▶ _MATERIAL PROVIDED_:

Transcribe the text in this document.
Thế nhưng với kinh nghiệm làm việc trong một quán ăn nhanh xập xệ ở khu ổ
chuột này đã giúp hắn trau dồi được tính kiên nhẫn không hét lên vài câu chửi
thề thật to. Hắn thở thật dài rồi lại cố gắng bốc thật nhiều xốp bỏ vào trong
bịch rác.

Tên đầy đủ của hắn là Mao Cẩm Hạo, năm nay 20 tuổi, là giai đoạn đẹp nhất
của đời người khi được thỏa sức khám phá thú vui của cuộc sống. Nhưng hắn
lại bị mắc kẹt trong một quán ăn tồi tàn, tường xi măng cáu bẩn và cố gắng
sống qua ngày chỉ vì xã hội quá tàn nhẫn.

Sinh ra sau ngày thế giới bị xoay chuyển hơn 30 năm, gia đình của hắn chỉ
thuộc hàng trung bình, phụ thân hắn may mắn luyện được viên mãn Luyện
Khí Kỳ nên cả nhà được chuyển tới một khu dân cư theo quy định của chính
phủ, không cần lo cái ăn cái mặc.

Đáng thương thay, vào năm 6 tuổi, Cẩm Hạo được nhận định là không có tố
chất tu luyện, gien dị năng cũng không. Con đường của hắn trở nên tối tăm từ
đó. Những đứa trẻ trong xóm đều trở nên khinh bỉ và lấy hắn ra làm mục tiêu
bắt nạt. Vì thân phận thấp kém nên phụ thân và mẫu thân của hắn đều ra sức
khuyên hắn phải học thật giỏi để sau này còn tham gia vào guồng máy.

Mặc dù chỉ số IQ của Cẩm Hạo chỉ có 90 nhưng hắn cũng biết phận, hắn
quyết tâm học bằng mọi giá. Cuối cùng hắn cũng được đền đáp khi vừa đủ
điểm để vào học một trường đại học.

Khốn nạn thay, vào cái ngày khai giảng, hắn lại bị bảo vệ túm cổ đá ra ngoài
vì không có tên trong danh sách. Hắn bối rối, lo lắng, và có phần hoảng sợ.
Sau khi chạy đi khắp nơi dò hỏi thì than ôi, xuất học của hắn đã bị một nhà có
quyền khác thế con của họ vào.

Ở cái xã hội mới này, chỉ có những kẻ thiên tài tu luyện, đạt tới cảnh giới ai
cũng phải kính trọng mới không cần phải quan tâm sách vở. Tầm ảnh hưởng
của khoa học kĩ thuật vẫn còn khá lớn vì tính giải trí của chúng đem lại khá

▶ _GIVEN INSTRUCTION_:
Identify and copy the lines holding the word "tính".

▶ _ANSWER TO THIS TASK_:
chuột này đã giúp hắn trau dồi được tính kiên nhẫn không hét lên vài câu chửi
của khoa học kĩ thuật vẫn còn khá lớn vì tính giải trí của chúng đem lại khá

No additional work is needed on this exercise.